__WHAT TO DO__
Your task is to repeat the entries exactly. Leave the pictures out.

:: PROVIDED ENTRIES ::

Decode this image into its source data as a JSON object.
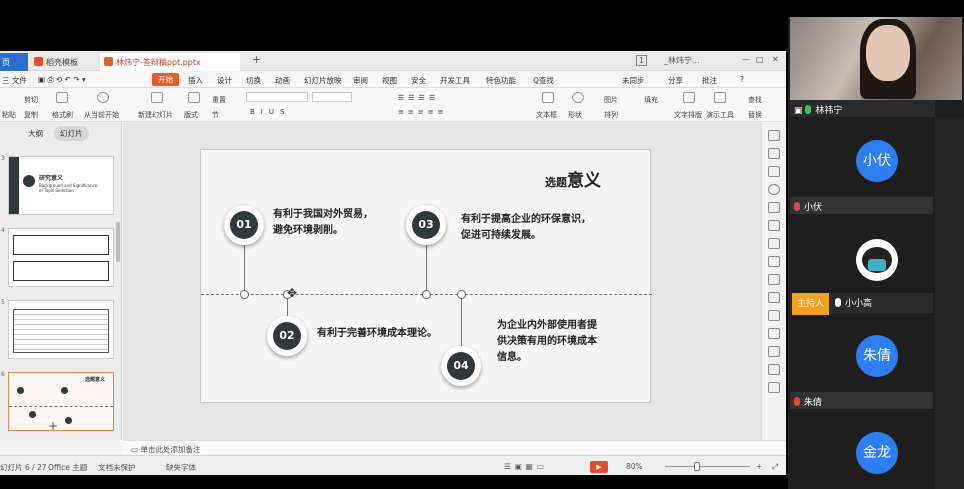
{
  "titlebar": {
    "tabs": [
      {
        "label": "页"
      },
      {
        "label": "稻壳模板"
      },
      {
        "label": "林炜宁-答辩稿ppt.pptx"
      }
    ],
    "page_count": "1",
    "user_name": "_林炜宁..."
  },
  "menubar": {
    "file": "三 文件",
    "items": [
      "开始",
      "插入",
      "设计",
      "切换",
      "动画",
      "幻灯片放映",
      "审阅",
      "视图",
      "安全",
      "开发工具",
      "特色功能"
    ],
    "search": "Q查找",
    "right": [
      "未同步",
      "分享",
      "批注"
    ]
  },
  "ribbon": {
    "cut": "剪切",
    "copy": "复制",
    "format_painter": "格式刷",
    "paste": "粘贴",
    "from_current": "从当前开始",
    "new_slide": "新建幻灯片",
    "layout": "版式",
    "section": "节",
    "reset": "重置",
    "textbox": "文本框",
    "shape": "形状",
    "picture": "图片",
    "arrange": "排列",
    "fill": "填充",
    "text_tools": "文字排版",
    "smart": "演示工具",
    "find": "查找",
    "replace": "替换"
  },
  "leftpane": {
    "outline": "大纲",
    "slides": "幻灯片",
    "thumb_numbers": [
      "3",
      "4",
      "5",
      "6"
    ],
    "thumb1_title": "研究意义",
    "thumb1_sub": "Background and Significance of Topic Selection",
    "thumb4_title": "选题意义"
  },
  "slide": {
    "title_small": "选题",
    "title_big": "意义",
    "points": [
      {
        "num": "01",
        "text_l1": "有利于我国对外贸易，",
        "text_l2": "避免环境剥削。"
      },
      {
        "num": "02",
        "text_l1": "有利于完善环境成本理论。",
        "text_l2": ""
      },
      {
        "num": "03",
        "text_l1": "有利于提高企业的环保意识，",
        "text_l2": "促进可持续发展。"
      },
      {
        "num": "04",
        "text_l1": "为企业内外部使用者提",
        "text_l2": "供决策有用的环境成本",
        "text_l3": "信息。"
      }
    ]
  },
  "notes": {
    "placeholder": "单击此处添加备注"
  },
  "statusbar": {
    "slide_count": "幻灯片 6 / 27",
    "theme": "Office 主题",
    "backup": "文档未保护",
    "font_missing": "缺失字体",
    "zoom": "80%"
  },
  "meeting": {
    "presenter": "林祎宁",
    "participants": [
      {
        "avatar": "小伏",
        "name": "小伏"
      },
      {
        "name": "小小高",
        "badge": "主持人"
      },
      {
        "avatar": "朱倩",
        "name": "朱倩"
      },
      {
        "avatar": "金龙",
        "name": "金龙"
      }
    ]
  }
}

:::

__RESPONSE TO THIS EXERCISE__
Decode this image into its source data as a JSON object.
{
  "titlebar": {
    "tabs": [
      {
        "label": "页"
      },
      {
        "label": "稻壳模板"
      },
      {
        "label": "林炜宁-答辩稿ppt.pptx"
      }
    ],
    "page_count": "1",
    "user_name": "_林炜宁..."
  },
  "menubar": {
    "file": "三 文件",
    "items": [
      "开始",
      "插入",
      "设计",
      "切换",
      "动画",
      "幻灯片放映",
      "审阅",
      "视图",
      "安全",
      "开发工具",
      "特色功能"
    ],
    "search": "Q查找",
    "right": [
      "未同步",
      "分享",
      "批注"
    ]
  },
  "ribbon": {
    "cut": "剪切",
    "copy": "复制",
    "format_painter": "格式刷",
    "paste": "粘贴",
    "from_current": "从当前开始",
    "new_slide": "新建幻灯片",
    "layout": "版式",
    "section": "节",
    "reset": "重置",
    "textbox": "文本框",
    "shape": "形状",
    "picture": "图片",
    "arrange": "排列",
    "fill": "填充",
    "text_tools": "文字排版",
    "smart": "演示工具",
    "find": "查找",
    "replace": "替换"
  },
  "leftpane": {
    "outline": "大纲",
    "slides": "幻灯片",
    "thumb_numbers": [
      "3",
      "4",
      "5",
      "6"
    ],
    "thumb1_title": "研究意义",
    "thumb1_sub": "Background and Significance of Topic Selection",
    "thumb4_title": "选题意义"
  },
  "slide": {
    "title_small": "选题",
    "title_big": "意义",
    "points": [
      {
        "num": "01",
        "text_l1": "有利于我国对外贸易，",
        "text_l2": "避免环境剥削。"
      },
      {
        "num": "02",
        "text_l1": "有利于完善环境成本理论。",
        "text_l2": ""
      },
      {
        "num": "03",
        "text_l1": "有利于提高企业的环保意识，",
        "text_l2": "促进可持续发展。"
      },
      {
        "num": "04",
        "text_l1": "为企业内外部使用者提",
        "text_l2": "供决策有用的环境成本",
        "text_l3": "信息。"
      }
    ]
  },
  "notes": {
    "placeholder": "单击此处添加备注"
  },
  "statusbar": {
    "slide_count": "幻灯片 6 / 27",
    "theme": "Office 主题",
    "backup": "文档未保护",
    "font_missing": "缺失字体",
    "zoom": "80%"
  },
  "meeting": {
    "presenter": "林祎宁",
    "participants": [
      {
        "avatar": "小伏",
        "name": "小伏"
      },
      {
        "name": "小小高",
        "badge": "主持人"
      },
      {
        "avatar": "朱倩",
        "name": "朱倩"
      },
      {
        "avatar": "金龙",
        "name": "金龙"
      }
    ]
  }
}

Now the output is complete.